__WHAT TO DO__. From the listing below, select every line where the word "type" appears.

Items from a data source
++++++++

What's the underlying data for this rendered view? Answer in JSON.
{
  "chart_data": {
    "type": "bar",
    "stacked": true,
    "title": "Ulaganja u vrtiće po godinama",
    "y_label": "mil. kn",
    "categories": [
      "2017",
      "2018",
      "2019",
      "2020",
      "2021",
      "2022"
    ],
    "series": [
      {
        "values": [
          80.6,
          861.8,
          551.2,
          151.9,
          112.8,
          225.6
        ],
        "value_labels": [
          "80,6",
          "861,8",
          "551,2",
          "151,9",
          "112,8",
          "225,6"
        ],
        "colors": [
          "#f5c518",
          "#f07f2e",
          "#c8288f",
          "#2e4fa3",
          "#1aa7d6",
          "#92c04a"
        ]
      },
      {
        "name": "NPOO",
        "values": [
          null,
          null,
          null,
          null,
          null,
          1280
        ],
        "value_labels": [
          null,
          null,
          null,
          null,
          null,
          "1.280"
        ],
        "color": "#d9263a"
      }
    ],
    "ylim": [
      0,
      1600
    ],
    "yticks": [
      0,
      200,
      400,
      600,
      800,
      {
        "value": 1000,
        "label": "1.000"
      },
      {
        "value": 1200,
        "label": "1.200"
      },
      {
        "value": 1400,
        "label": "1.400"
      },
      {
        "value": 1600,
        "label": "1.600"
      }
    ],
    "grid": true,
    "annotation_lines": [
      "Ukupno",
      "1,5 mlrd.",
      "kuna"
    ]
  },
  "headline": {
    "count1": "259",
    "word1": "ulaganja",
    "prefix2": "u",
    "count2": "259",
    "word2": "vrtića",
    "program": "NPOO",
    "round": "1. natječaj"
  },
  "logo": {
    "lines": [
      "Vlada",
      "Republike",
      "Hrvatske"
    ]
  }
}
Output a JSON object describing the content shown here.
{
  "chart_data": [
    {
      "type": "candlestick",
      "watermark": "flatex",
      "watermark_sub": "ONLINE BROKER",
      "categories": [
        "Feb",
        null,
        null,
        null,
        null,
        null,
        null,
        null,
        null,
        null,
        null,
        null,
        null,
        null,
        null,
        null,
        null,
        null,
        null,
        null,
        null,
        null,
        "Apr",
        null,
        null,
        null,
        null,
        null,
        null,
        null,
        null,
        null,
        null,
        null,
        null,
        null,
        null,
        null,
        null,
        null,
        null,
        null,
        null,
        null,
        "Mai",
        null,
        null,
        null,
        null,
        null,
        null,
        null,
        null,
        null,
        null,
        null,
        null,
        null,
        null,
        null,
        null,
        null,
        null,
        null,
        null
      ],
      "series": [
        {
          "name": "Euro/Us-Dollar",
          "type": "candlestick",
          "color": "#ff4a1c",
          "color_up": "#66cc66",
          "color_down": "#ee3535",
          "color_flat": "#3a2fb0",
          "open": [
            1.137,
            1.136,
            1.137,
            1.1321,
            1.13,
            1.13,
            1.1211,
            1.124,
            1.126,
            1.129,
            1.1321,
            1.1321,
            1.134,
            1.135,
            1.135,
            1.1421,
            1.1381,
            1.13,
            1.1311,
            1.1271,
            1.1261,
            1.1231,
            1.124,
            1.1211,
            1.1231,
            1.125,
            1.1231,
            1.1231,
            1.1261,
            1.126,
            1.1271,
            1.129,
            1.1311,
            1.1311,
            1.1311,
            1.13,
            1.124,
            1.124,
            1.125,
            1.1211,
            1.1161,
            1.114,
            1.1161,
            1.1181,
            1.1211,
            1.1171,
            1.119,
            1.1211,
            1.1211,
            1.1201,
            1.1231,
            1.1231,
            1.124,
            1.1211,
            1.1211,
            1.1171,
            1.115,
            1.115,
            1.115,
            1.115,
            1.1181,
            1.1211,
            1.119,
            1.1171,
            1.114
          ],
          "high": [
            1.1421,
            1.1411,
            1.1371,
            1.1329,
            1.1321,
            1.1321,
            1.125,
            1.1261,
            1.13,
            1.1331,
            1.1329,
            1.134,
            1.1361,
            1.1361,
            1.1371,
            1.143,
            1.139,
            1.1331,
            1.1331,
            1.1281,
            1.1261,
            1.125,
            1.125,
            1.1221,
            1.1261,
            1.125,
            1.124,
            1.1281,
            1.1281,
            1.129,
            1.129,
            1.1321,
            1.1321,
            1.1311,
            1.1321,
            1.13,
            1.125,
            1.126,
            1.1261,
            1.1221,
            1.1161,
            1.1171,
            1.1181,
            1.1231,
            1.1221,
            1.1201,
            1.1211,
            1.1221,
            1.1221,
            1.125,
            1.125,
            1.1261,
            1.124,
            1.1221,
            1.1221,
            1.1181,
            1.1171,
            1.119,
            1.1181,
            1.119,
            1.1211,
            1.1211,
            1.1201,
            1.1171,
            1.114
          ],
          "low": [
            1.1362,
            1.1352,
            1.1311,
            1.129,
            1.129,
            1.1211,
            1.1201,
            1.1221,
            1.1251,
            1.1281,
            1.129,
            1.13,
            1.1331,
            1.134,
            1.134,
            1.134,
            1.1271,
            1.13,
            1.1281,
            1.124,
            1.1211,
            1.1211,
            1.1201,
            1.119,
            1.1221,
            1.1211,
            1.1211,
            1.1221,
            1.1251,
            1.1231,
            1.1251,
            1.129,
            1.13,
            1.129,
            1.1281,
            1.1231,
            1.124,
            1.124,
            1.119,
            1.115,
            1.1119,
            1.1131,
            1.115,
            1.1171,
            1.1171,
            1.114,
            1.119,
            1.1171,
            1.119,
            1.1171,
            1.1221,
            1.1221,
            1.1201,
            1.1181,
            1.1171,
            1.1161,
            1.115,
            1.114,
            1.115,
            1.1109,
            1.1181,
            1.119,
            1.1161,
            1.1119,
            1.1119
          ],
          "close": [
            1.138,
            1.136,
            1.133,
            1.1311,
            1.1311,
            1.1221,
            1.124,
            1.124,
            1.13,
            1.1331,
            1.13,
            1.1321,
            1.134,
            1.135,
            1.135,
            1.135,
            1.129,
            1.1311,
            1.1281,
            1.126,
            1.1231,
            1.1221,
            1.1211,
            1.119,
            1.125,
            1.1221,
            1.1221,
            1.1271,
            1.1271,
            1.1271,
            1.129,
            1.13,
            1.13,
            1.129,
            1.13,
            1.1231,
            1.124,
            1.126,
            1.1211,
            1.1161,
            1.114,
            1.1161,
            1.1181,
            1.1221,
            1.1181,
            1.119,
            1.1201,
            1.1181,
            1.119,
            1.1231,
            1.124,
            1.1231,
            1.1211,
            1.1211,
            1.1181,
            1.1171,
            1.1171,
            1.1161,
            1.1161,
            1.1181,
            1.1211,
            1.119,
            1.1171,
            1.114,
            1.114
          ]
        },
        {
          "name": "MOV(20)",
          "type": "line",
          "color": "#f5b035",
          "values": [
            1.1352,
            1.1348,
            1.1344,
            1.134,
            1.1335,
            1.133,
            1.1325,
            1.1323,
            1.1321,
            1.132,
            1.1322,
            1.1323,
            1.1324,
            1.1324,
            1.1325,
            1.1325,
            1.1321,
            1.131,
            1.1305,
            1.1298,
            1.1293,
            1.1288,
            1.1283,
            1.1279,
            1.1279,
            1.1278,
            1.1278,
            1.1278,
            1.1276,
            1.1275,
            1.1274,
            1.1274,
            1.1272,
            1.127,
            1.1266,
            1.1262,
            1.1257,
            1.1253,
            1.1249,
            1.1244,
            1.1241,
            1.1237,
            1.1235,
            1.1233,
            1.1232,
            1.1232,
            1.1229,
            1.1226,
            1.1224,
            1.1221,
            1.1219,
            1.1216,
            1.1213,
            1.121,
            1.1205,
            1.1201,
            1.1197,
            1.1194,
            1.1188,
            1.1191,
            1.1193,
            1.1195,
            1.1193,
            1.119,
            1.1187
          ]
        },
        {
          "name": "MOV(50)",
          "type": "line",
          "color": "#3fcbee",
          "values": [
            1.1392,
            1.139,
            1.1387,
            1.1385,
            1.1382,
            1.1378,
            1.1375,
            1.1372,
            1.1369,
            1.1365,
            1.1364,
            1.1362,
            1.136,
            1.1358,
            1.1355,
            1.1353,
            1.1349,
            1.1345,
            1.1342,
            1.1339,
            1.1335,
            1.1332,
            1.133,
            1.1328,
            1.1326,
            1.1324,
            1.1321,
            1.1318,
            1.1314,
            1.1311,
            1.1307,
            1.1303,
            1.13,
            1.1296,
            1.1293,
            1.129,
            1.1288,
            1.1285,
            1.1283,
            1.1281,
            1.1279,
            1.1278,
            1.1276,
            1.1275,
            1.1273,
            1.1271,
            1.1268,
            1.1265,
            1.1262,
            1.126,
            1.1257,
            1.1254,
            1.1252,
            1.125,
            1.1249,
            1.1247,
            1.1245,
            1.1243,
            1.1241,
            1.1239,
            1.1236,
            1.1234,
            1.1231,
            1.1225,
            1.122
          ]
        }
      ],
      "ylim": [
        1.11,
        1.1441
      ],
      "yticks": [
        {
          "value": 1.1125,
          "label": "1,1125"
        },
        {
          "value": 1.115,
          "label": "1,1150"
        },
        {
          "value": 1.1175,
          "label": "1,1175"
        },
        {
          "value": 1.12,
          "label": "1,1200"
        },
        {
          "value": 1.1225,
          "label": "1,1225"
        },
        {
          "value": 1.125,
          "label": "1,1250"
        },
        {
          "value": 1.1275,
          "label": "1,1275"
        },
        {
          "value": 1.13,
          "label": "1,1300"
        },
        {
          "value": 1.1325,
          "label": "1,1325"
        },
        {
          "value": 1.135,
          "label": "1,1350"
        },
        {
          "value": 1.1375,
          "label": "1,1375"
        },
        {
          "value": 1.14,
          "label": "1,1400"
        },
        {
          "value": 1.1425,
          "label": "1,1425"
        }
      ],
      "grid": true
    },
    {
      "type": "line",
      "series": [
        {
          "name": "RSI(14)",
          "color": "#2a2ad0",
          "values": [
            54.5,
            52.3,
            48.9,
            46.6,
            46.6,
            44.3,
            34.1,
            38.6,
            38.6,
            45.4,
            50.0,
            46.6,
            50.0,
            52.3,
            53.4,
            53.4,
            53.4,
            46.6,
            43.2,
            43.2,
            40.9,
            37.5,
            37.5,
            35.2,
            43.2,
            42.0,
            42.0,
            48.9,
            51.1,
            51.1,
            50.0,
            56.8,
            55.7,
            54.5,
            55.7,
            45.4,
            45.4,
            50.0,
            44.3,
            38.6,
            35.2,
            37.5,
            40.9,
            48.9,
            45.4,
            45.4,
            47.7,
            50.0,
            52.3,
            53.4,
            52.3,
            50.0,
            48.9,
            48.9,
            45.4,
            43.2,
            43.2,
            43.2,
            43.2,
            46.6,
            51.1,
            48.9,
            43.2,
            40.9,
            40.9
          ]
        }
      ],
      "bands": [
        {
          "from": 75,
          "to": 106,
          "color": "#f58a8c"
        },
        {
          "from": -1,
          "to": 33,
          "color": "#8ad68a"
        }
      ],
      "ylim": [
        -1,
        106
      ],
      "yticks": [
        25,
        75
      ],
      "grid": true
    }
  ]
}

++++++++

__WRITTEN RESPONSE__.
    "type": "bar",
      "type": "candlestick",
          "type": "candlestick",
          "type": "line",
          "type": "line",
      "type": "line",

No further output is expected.